» **Material for this task**
——

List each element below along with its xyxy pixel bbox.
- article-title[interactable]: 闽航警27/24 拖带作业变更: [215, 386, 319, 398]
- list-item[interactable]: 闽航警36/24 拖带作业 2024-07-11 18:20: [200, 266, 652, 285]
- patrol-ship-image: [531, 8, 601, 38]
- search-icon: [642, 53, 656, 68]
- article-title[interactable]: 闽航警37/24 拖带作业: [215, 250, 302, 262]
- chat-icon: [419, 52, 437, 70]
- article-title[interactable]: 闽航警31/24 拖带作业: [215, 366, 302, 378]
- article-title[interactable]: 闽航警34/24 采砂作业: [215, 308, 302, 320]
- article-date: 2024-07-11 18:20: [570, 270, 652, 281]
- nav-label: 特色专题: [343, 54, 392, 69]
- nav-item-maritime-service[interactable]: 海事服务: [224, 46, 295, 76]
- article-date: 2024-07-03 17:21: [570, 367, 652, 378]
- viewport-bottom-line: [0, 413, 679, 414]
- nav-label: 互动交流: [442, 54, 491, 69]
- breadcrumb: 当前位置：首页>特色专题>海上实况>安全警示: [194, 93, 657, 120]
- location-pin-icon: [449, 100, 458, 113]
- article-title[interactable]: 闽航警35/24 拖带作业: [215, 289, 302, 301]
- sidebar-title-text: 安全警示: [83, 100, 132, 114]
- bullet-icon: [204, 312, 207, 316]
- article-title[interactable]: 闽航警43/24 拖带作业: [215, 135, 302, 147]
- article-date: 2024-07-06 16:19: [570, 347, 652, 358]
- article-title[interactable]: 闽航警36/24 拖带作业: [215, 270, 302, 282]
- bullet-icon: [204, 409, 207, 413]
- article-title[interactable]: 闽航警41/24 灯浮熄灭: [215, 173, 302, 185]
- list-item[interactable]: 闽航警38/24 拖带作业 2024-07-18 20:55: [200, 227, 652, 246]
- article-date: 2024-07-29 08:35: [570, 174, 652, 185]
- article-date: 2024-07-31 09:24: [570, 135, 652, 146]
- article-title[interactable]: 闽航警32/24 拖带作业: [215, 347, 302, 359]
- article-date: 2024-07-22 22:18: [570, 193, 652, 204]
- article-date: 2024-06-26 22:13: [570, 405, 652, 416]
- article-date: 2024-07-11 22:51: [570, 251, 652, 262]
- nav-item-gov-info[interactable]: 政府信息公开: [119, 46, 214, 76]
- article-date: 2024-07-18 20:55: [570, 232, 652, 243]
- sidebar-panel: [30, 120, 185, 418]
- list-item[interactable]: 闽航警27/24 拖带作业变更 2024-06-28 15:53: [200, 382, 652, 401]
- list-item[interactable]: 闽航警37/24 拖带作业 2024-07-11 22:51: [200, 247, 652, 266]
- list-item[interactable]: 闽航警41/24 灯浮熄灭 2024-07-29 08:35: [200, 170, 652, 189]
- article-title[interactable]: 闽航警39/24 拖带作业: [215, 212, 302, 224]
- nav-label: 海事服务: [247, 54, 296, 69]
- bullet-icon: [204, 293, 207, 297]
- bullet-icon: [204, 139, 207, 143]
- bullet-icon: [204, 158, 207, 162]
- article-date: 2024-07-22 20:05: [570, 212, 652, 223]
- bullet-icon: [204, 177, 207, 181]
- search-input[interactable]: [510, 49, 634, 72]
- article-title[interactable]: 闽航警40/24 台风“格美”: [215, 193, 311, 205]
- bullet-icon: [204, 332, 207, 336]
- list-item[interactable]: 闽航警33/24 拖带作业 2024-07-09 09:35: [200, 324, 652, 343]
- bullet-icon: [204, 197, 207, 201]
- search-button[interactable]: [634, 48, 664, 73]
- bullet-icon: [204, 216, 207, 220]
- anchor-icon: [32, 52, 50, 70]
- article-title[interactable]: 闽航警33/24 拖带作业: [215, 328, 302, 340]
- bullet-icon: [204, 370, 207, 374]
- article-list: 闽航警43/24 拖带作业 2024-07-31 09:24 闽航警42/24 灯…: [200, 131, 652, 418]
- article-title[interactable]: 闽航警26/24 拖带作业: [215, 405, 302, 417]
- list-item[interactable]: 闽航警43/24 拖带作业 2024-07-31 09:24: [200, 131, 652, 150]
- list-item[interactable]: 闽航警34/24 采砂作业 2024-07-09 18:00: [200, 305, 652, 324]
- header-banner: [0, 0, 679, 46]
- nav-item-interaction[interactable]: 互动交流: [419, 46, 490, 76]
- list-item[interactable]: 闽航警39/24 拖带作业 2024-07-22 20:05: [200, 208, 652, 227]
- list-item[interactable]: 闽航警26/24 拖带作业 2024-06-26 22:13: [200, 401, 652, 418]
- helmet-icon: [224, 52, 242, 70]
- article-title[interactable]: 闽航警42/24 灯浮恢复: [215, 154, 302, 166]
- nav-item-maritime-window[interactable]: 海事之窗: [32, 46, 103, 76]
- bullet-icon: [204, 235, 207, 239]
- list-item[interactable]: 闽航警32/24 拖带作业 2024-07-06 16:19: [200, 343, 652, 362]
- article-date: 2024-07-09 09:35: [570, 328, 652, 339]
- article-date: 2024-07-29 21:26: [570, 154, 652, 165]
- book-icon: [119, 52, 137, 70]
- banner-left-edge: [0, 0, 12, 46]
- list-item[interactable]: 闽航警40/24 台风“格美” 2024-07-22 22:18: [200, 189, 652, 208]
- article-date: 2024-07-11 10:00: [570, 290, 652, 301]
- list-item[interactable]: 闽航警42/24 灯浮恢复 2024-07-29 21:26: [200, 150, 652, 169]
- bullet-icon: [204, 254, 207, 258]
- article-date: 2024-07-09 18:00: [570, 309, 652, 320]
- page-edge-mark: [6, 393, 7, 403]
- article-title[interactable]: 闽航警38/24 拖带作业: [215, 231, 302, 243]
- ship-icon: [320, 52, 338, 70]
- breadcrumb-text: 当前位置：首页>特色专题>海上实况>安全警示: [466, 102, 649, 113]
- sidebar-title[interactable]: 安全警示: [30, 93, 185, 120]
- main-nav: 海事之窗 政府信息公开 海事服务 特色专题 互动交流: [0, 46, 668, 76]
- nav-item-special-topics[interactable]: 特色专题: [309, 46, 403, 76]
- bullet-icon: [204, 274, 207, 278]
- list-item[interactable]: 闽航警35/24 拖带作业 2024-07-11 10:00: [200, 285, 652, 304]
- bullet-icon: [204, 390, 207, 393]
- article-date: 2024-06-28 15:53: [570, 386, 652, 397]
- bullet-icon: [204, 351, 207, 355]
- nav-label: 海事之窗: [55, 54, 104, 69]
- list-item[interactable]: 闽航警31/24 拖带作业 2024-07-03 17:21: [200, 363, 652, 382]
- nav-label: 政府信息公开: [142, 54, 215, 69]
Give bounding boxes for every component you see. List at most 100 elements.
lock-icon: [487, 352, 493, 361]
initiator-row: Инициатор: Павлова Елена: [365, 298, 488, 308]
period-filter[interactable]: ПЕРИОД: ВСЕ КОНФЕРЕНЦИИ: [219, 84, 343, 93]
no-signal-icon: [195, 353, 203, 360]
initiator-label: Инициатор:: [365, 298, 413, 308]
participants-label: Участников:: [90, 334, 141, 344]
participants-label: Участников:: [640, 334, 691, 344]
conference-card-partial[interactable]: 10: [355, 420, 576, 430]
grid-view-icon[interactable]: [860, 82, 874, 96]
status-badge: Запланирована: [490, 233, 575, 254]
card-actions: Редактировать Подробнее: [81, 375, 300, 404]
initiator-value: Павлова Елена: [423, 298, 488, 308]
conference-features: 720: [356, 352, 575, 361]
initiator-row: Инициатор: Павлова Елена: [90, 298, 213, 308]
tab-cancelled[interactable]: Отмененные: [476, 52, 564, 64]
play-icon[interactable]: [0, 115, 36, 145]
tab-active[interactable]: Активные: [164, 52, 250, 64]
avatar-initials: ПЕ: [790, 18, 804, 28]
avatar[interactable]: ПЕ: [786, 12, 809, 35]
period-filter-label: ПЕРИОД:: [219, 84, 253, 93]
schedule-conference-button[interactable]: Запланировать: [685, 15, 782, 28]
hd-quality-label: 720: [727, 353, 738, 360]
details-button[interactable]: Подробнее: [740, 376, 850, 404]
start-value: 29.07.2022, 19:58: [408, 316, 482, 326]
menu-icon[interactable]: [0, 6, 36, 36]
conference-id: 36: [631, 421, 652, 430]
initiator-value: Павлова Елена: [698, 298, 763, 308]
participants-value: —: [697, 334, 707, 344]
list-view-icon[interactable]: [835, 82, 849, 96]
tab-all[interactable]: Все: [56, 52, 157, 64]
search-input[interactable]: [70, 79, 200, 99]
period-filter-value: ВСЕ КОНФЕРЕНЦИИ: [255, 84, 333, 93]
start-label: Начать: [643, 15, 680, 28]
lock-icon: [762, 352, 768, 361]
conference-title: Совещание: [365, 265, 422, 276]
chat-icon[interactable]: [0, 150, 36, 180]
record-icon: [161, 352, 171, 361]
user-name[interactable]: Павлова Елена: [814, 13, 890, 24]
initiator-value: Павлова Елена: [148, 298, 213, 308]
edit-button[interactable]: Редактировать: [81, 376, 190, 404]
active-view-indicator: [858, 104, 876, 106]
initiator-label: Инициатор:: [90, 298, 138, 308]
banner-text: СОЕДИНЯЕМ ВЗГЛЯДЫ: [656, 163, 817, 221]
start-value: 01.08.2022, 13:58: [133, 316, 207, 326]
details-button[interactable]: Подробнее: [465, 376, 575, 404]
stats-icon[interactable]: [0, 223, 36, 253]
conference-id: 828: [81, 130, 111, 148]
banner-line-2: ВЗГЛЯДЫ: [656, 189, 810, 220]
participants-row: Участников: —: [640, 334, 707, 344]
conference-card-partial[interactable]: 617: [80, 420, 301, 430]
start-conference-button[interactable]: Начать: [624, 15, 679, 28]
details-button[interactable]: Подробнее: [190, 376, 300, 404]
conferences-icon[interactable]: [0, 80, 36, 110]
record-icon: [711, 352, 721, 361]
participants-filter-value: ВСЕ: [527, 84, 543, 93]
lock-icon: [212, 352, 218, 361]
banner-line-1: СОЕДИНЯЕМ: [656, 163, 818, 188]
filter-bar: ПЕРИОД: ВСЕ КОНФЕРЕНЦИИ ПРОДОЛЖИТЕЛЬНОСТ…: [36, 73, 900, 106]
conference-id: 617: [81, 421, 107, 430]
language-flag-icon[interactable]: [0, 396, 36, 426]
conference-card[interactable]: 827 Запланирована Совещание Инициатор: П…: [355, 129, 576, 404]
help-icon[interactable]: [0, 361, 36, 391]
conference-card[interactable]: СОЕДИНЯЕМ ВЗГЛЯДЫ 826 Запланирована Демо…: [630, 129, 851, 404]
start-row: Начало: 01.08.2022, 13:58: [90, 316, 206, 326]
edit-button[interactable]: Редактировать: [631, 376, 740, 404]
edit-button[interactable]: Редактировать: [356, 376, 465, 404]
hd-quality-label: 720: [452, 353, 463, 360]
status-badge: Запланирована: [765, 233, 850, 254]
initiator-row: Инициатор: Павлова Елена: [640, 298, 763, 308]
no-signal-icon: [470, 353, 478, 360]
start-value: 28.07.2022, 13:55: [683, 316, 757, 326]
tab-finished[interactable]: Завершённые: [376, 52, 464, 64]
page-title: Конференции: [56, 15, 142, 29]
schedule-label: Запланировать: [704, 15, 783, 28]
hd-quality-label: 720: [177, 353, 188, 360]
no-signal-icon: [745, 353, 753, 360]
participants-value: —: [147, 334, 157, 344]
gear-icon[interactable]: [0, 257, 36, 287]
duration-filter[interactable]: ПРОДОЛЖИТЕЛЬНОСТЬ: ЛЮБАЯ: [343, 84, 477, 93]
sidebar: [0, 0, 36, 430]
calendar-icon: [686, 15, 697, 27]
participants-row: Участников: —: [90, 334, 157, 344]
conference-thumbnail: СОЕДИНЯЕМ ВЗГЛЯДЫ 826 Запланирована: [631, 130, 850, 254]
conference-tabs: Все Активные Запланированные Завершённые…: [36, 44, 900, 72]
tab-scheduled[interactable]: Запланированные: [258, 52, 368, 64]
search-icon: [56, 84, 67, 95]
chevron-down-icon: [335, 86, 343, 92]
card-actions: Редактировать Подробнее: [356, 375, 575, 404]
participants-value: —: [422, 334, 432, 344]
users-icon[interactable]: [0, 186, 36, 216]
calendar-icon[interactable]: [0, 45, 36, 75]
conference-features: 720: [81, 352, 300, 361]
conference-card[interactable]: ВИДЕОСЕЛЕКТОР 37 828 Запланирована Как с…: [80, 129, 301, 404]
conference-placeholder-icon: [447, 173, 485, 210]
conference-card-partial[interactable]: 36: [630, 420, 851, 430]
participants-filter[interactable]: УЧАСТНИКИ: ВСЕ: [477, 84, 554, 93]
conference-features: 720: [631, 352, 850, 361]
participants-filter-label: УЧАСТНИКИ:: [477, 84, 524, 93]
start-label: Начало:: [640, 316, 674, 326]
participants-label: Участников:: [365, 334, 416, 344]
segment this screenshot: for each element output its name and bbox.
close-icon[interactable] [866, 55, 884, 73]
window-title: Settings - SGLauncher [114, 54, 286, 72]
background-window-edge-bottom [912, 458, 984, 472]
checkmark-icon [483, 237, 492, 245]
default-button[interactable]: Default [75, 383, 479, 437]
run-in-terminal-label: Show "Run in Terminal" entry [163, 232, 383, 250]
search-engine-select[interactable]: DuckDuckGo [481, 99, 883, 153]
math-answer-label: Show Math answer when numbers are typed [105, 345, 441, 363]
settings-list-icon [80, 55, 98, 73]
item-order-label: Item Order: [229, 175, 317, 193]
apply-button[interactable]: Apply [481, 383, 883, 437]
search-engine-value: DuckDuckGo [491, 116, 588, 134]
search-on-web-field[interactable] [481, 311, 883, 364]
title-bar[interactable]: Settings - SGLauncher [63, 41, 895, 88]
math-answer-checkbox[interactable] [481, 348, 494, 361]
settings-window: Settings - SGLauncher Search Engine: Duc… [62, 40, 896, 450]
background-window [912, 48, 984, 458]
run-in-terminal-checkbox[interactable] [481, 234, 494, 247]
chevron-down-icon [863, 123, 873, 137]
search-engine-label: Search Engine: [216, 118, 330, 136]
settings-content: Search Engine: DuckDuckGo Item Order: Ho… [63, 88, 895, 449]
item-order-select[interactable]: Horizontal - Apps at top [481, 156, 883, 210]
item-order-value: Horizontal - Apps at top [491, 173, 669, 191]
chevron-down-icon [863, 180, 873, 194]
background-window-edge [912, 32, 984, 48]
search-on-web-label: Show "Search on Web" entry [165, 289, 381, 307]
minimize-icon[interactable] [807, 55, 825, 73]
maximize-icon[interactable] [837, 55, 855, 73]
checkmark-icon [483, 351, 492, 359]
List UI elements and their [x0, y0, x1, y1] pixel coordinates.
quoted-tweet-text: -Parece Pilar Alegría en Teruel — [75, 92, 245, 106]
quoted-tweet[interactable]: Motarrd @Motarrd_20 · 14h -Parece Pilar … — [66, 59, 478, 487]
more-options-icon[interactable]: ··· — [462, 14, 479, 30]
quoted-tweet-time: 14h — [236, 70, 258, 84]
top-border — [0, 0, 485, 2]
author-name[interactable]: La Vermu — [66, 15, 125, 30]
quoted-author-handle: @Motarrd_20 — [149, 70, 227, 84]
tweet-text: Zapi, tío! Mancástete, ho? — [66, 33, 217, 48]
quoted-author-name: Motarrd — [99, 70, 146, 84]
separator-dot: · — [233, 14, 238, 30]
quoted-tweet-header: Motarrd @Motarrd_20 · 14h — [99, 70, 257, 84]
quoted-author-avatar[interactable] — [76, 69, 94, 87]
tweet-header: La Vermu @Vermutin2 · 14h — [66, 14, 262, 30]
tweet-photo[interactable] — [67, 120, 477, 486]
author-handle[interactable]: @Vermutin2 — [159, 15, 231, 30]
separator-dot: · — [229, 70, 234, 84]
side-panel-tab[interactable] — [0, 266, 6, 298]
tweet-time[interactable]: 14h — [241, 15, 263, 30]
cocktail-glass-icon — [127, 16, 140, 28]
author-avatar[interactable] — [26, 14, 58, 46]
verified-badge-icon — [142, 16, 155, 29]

——

Please convert the records, from the start through the line containing "- article-date: 2024-07-11 18:20: [570, 270, 652, 281]", into a JSON list of strings with one string per line and no blank lines.

[
  "List each element below along with its xyxy pixel bbox.",
  "- article-title[interactable]: 闽航警27/24 拖带作业变更: [215, 386, 319, 398]",
  "- list-item[interactable]: 闽航警36/24 拖带作业 2024-07-11 18:20: [200, 266, 652, 285]",
  "- patrol-ship-image: [531, 8, 601, 38]",
  "- search-icon: [642, 53, 656, 68]",
  "- article-title[interactable]: 闽航警37/24 拖带作业: [215, 250, 302, 262]",
  "- chat-icon: [419, 52, 437, 70]",
  "- article-title[interactable]: 闽航警31/24 拖带作业: [215, 366, 302, 378]",
  "- article-title[interactable]: 闽航警34/24 采砂作业: [215, 308, 302, 320]",
  "- article-date: 2024-07-11 18:20: [570, 270, 652, 281]"
]